→ TASK INSTRUCTIONS
Tally up the lines below that include the word "ぷらっ人". Answer with the number alone.

[Records from a data collection]
--

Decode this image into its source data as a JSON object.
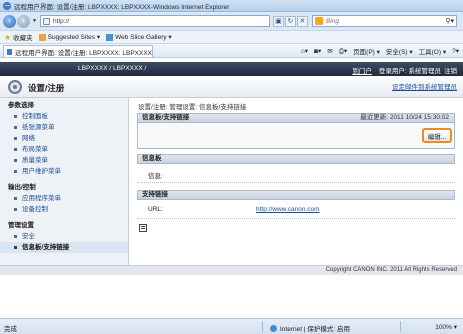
{
  "window": {
    "title": "远程用户界面: 设置/注册: LBPXXXX: LBPXXXX-Windows Internet Explorer"
  },
  "addressbar": {
    "url": "http://",
    "search_placeholder": "Bing"
  },
  "favorites": {
    "label": "收藏夹",
    "items": [
      {
        "label": "Suggested Sites ▾"
      },
      {
        "label": "Web Slice Gallery ▾"
      }
    ]
  },
  "tab": {
    "label": "远程用户界面: 设置/注册: LBPXXXX: LBPXXXX"
  },
  "commands": {
    "page": "页面(P) ▾",
    "safety": "安全(S) ▾",
    "tools": "工具(O) ▾",
    "help": "?▾"
  },
  "app": {
    "device_name": "LBPXXXX / LBPXXXX /",
    "portal_link": "到门户",
    "login_user": "登录用户: 系统管理员",
    "logout": "注销",
    "page_title": "设置/注册",
    "mail_settings": "设定邮件到系统管理员"
  },
  "sidebar": {
    "groups": [
      {
        "label": "参数选择",
        "items": [
          "控制面板",
          "纸张源菜单",
          "网络",
          "布局菜单",
          "质量菜单",
          "用户维护菜单"
        ]
      },
      {
        "label": "输出/控制",
        "items": [
          "应用程序菜单",
          "设备控制"
        ]
      },
      {
        "label": "管理设置",
        "items": [
          "安全",
          "信息板/支持链接"
        ]
      }
    ],
    "active_item": "信息板/支持链接"
  },
  "main": {
    "breadcrumb": "设置/注册: 管理设置: 信息板/支持链接",
    "section_title": "信息板/支持链接",
    "last_updated": "最近更新: 2011 10/24 15:30:02",
    "edit_button": "编辑...",
    "info_board_title": "信息板",
    "info_label": "信息:",
    "support_title": "支持链接",
    "url_label": "URL:",
    "url_value": "http://www.canon.com"
  },
  "footer": {
    "copyright": "Copyright CANON INC. 2011 All Rights Reserved"
  },
  "status": {
    "done": "完成",
    "zone": "Internet | 保护模式: 启用",
    "zoom": "100%  ▾"
  },
  "colors": {
    "app_header": "#2c3a50",
    "edit_highlight": "#f08a1c",
    "link": "#1a4e9c"
  }
}
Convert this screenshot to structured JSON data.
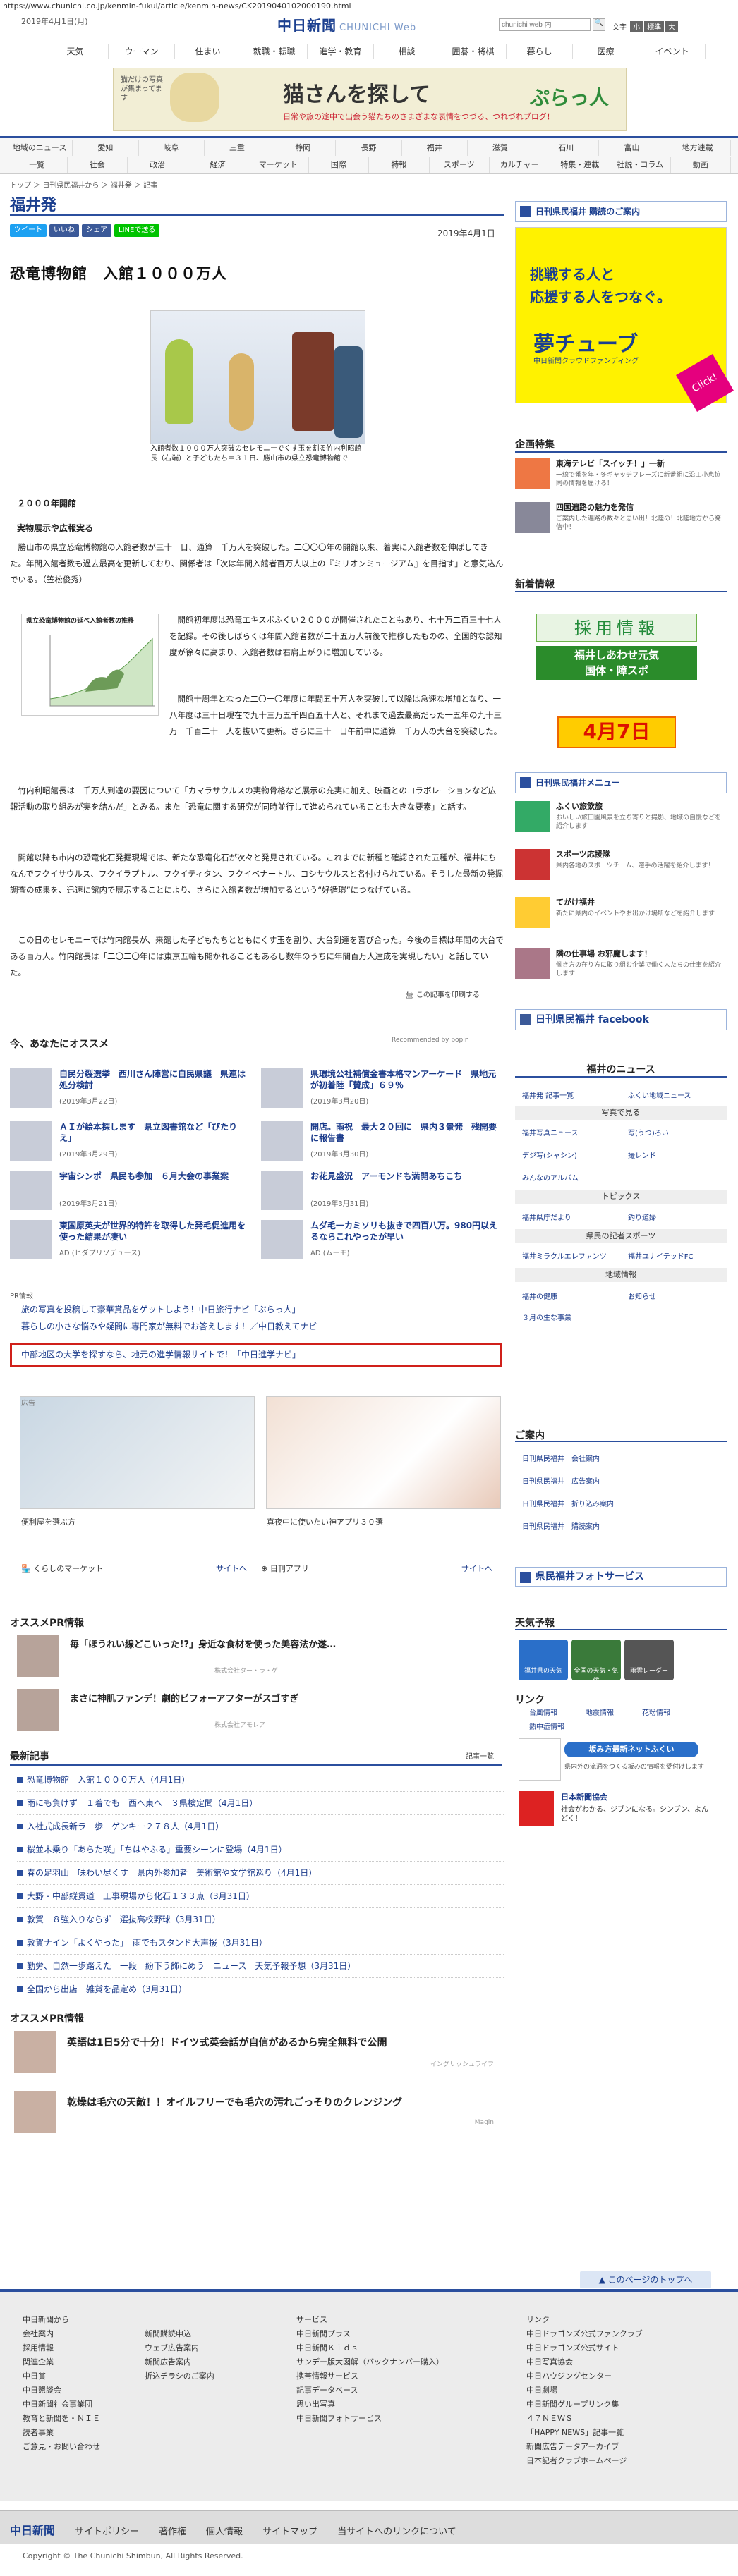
{
  "browser": {
    "url": "https://www.chunichi.co.jp/kenmin-fukui/article/kenmin-news/CK2019040102000190.html"
  },
  "header": {
    "date": "2019年4月1日(月)",
    "logo": "中日新聞",
    "logo_sub": "CHUNICHI Web",
    "search_placeholder": "chunichi web 内",
    "search_btn": "🔍",
    "font_size_label": "文字",
    "font_small": "小",
    "font_std": "標準",
    "font_large": "大",
    "nav": [
      "天気",
      "ウーマン",
      "住まい",
      "就職・転職",
      "進学・教育",
      "相談",
      "囲碁・将棋",
      "暮らし",
      "医療",
      "イベント"
    ]
  },
  "banner": {
    "badge": "猫だけの写真が集まってます",
    "title": "猫さんを探して",
    "sub": "日常や旅の途中で出会う猫たちのさまざまな表情をつづる、つれづれブログ！",
    "brand": "ぷらっ人"
  },
  "region_nav": {
    "row1": [
      "地域のニュース",
      "愛知",
      "岐阜",
      "三重",
      "静岡",
      "長野",
      "福井",
      "滋賀",
      "石川",
      "富山",
      "地方連載"
    ],
    "row2": [
      "一覧",
      "社会",
      "政治",
      "経済",
      "マーケット",
      "国際",
      "特報",
      "スポーツ",
      "カルチャー",
      "特集・連載",
      "社説・コラム",
      "動画"
    ]
  },
  "breadcrumb": "トップ ＞ 日刊県民福井から ＞ 福井発 ＞ 記事",
  "section": "福井発",
  "share": {
    "tweet": "ツイート",
    "like": "いいね",
    "share": "シェア",
    "line": "LINEで送る"
  },
  "article": {
    "date": "2019年4月1日",
    "title": "恐竜博物館　入館１０００万人",
    "caption": "入館者数１０００万人突破のセレモニーでくす玉を割る竹内利昭館長（右端）と子どもたち＝３１日、勝山市の県立恐竜博物館で",
    "sub1": "２０００年開館",
    "sub2": "実物展示や広報実る",
    "p1": "勝山市の県立恐竜博物館の入館者数が三十一日、通算一千万人を突破した。二〇〇〇年の開館以来、着実に入館者数を伸ばしてきた。年間入館者数も過去最高を更新しており、関係者は「次は年間入館者百万人以上の『ミリオンミュージアム』を目指す」と意気込んでいる。（笠松俊秀）",
    "graph_title": "県立恐竜博物館の延べ入館者数の推移",
    "p2": "開館初年度は恐竜エキスポふくい２０００が開催されたこともあり、七十万二百三十七人を記録。その後しばらくは年間入館者数が二十五万人前後で推移したものの、全国的な認知度が徐々に高まり、入館者数は右肩上がりに増加している。",
    "p3": "開館十周年となった二〇一〇年度に年間五十万人を突破して以降は急速な増加となり、一八年度は三十日現在で九十三万五千四百五十人と、それまで過去最高だった一五年の九十三万一千百二十一人を抜いて更新。さらに三十一日午前中に通算一千万人の大台を突破した。",
    "p4": "竹内利昭館長は一千万人到達の要因について「カマラサウルスの実物骨格など展示の充実に加え、映画とのコラボレーションなど広報活動の取り組みが実を結んだ」とみる。また「恐竜に関する研究が同時並行して進められていることも大きな要素」と話す。",
    "p5": "開館以降も市内の恐竜化石発掘現場では、新たな恐竜化石が次々と発見されている。これまでに新種と確認された五種が、福井にちなんでフクイサウルス、フクイラプトル、フクイティタン、フクイベナートル、コシサウルスと名付けられている。そうした最新の発掘調査の成果を、迅速に館内で展示することにより、さらに入館者数が増加するという“好循環”につなげている。",
    "p6": "この日のセレモニーでは竹内館長が、来館した子どもたちとともにくす玉を割り、大台到達を喜び合った。今後の目標は年間の大台である百万人。竹内館長は「二〇二〇年には東京五輪も開かれることもあるし数年のうちに年間百万人達成を実現したい」と話していた。",
    "print": "この記事を印刷する"
  },
  "recommend": {
    "title": "今、あなたにオススメ",
    "by": "Recommended by popIn",
    "items": [
      {
        "t": "自民分裂選挙　西川さん陣営に自民県議　県連は処分検討",
        "d": "(2019年3月22日)"
      },
      {
        "t": "県環境公社補償金書本格マンアーケード　県地元が初着陸「賛成」６９％",
        "d": "(2019年3月20日)"
      },
      {
        "t": "ＡＩが絵本探します　県立図書館など「ぴたりえ」",
        "d": "(2019年3月29日)"
      },
      {
        "t": "開店。雨祝　最大２０回に　県内３景発　残開要に報告書",
        "d": "(2019年3月30日)"
      },
      {
        "t": "宇宙シンポ　県民も参加　６月大会の事業案",
        "d": "(2019年3月21日)"
      },
      {
        "t": "お花見盛況　アーモンドも満開あちこち",
        "d": "(2019年3月31日)"
      },
      {
        "t": "東国原英夫が世界的特許を取得した発毛促進用を使った結果が凄い",
        "d": "AD (ヒダプリソデュース)"
      },
      {
        "t": "ムダ毛一カミソリも抜きで四百八万。980円以えるならこれやったが早い",
        "d": "AD (ムーモ)"
      }
    ]
  },
  "pr": {
    "label": "PR情報",
    "links": [
      "旅の写真を投稿して豪華賞品をゲットしよう！中日旅行ナビ「ぷらっ人」",
      "暮らしの小さな悩みや疑問に専門家が無料でお答えします！／中日教えてナビ",
      "中部地区の大学を探すなら、地元の進学情報サイトで！「中日進学ナビ」"
    ]
  },
  "ads": {
    "label": "広告",
    "cap1": "便利屋を選ぶ方",
    "cap2": "真夜中に使いたい神アプリ３０選",
    "market": "くらしのマーケット",
    "site1": "サイトへ",
    "app": "日刊アプリ",
    "site2": "サイトへ"
  },
  "osusume": {
    "title": "オススメPR情報",
    "items": [
      {
        "t": "毎「ほうれい線どこいった!?」身近な食材を使った美容法か遂…",
        "d": "株式会社ター・ラ・ゲ"
      },
      {
        "t": "まさに神肌ファンデ！劇的ビフォーアフターがスゴすぎ",
        "d": "株式会社アモレア"
      }
    ]
  },
  "latest": {
    "title": "最新記事",
    "more": "記事一覧",
    "items": [
      "恐竜博物館　入館１０００万人（4月1日）",
      "雨にも負けず　１着でも　西へ東へ　３県検定聞（4月1日）",
      "入社式成長新ラ一歩　ゲンキー２７８人（4月1日）",
      "桜並木乗り「あらた咲」「ちはやふる」重要シーンに登場（4月1日）",
      "春の足羽山　味わい尽くす　県内外参加者　美術館や文学館巡り（4月1日）",
      "大野・中部縦貫道　工事現場から化石１３３点（3月31日）",
      "敦賀　８強入りならず　選抜高校野球（3月31日）",
      "敦賀ナイン「よくやった」　雨でもスタンド大声援（3月31日）",
      "勤労、自然一歩踏えた　一段　紛下う飾にめう　ニュース　天気予報予想（3月31日）",
      "全国から出店　雑貨を品定め（3月31日）"
    ]
  },
  "osusume_pr": {
    "title": "オススメPR情報",
    "items": [
      {
        "t": "英語は1日5分で十分！ドイツ式英会話が自信があるから完全無料で公開",
        "d": "イングリッシュライフ"
      },
      {
        "t": "乾燥は毛穴の天敵！！オイルフリーでも毛穴の汚れごっそりのクレンジング",
        "d": "Maqin"
      }
    ]
  },
  "right": {
    "kodoku": "日刊県民福井 購読のご案内",
    "yume_t1": "挑戦する人と",
    "yume_t2": "応援する人をつなぐ。",
    "yume_logo": "夢チューブ",
    "yume_sub": "中日新聞クラウドファンディング",
    "yume_click": "Click!",
    "kikaku": "企画特集",
    "k1t": "東海テレビ「スイッチ！」一新",
    "k1s": "一線で番を年・冬ギャッチフレーズに新番組に沿工小恵協同の情報を届ける！",
    "k2t": "四国遍路の魅力を発信",
    "k2s": "ご案内した遍路の数々と思い出！北陸の！北陸地方から発信中！",
    "shinsai": "新着情報",
    "saiyo": "採用情報",
    "genki1": "福井しあわせ元気",
    "genki2": "国体・障スポ",
    "ap7": "4月7日",
    "menu": "日刊県民福井メニュー",
    "m": [
      {
        "t": "ふくい旅飲旅",
        "s": "おいしい旅田園風景を立ち寄りと撮影、地域の自慢などを紹介します"
      },
      {
        "t": "スポーツ応援隊",
        "s": "県内各地のスポーツチーム、選手の活躍を紹介します！"
      },
      {
        "t": "てがけ福井",
        "s": "新たに県内のイベントやお出かけ場所などを紹介します"
      },
      {
        "t": "隣の仕事場 お邪魔します！",
        "s": "働き方の在り方に取り組む企業で働く人たちの仕事を紹介します"
      }
    ],
    "facebook": "日刊県民福井 facebook",
    "fnews": "福井のニュース",
    "g": [
      "福井発 記事一覧",
      "ふくい地域ニュース"
    ],
    "g_photo": "写真で見る",
    "g2": [
      "福井写真ニュース",
      "写(うつ)ろい"
    ],
    "g3": [
      "デジ写(シャシン)",
      "撮レンド"
    ],
    "g4": "みんなのアルバム",
    "topics": "トピックス",
    "t1": "福井県庁だより",
    "t2": "釣り道婦",
    "sports": "県民の記者スポーツ",
    "sp1": "福井ミラクルエレファンツ",
    "sp2": "福井ユナイテッドFC",
    "chiiki": "地域情報",
    "c1": "福井の健康",
    "c2": "お知らせ",
    "c3": "３月の生な事業",
    "annai": "ご案内",
    "a": [
      "日刊県民福井　会社案内",
      "日刊県民福井　広告案内",
      "日刊県民福井　折り込み案内",
      "日刊県民福井　購読案内"
    ],
    "photo_service": "県民福井フォトサービス",
    "tenki": "天気予報",
    "w": [
      "福井県の天気",
      "全国の天気・気候",
      "雨雲レーダー"
    ],
    "link": "リンク",
    "l": [
      "台風情報",
      "地震情報",
      "花粉情報",
      "熱中症情報"
    ],
    "sakemichi": "坂み方最新ネットふくい",
    "sakemichi_s": "県内外の流通をつくる坂みの情報を受付けします",
    "nihon": "日本新聞協会",
    "nihon_s": "社会がわかる、ジブンになる。シンブン、よんどく！"
  },
  "footer": {
    "top": "このページのトップへ",
    "c1": [
      "中日新聞から",
      "会社案内",
      "採用情報",
      "関連企業",
      "中日賞",
      "中日懇談会",
      "中日新聞社会事業団",
      "教育と新聞を・ＮＩＥ",
      "読者事業",
      "ご意見・お問い合わせ"
    ],
    "c2": [
      "",
      "新聞購読申込",
      "ウェブ広告案内",
      "新聞広告案内",
      "折込チラシのご案内"
    ],
    "c3": [
      "サービス",
      "中日新聞プラス",
      "中日新聞Ｋｉｄｓ",
      "サンデー版大図解（バックナンバー購入）",
      "携帯情報サービス",
      "記事データベース",
      "思い出写真",
      "中日新聞フォトサービス"
    ],
    "c4": [
      "リンク",
      "中日ドラゴンズ公式ファンクラブ",
      "中日ドラゴンズ公式サイト",
      "中日写真協会",
      "中日ハウジングセンター",
      "中日劇場",
      "中日新聞グループリンク集",
      "４７ＮＥＷＳ",
      "「HAPPY NEWS」記事一覧",
      "新聞広告データアーカイブ",
      "日本記者クラブホームページ"
    ],
    "bar": [
      "中日新聞",
      "サイトポリシー",
      "著作権",
      "個人情報",
      "サイトマップ",
      "当サイトへのリンクについて"
    ],
    "copyright": "Copyright © The Chunichi Shimbun, All Rights Reserved."
  },
  "colors": {
    "brand": "#1b3f8f",
    "highlight": "#d0201a",
    "yume": "#fff200"
  },
  "chart_data": {
    "type": "line",
    "title": "県立恐竜博物館の延べ入館者数の推移",
    "series": [
      {
        "values": []
      }
    ]
  }
}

--

→ COMPLETED EXERCISE
2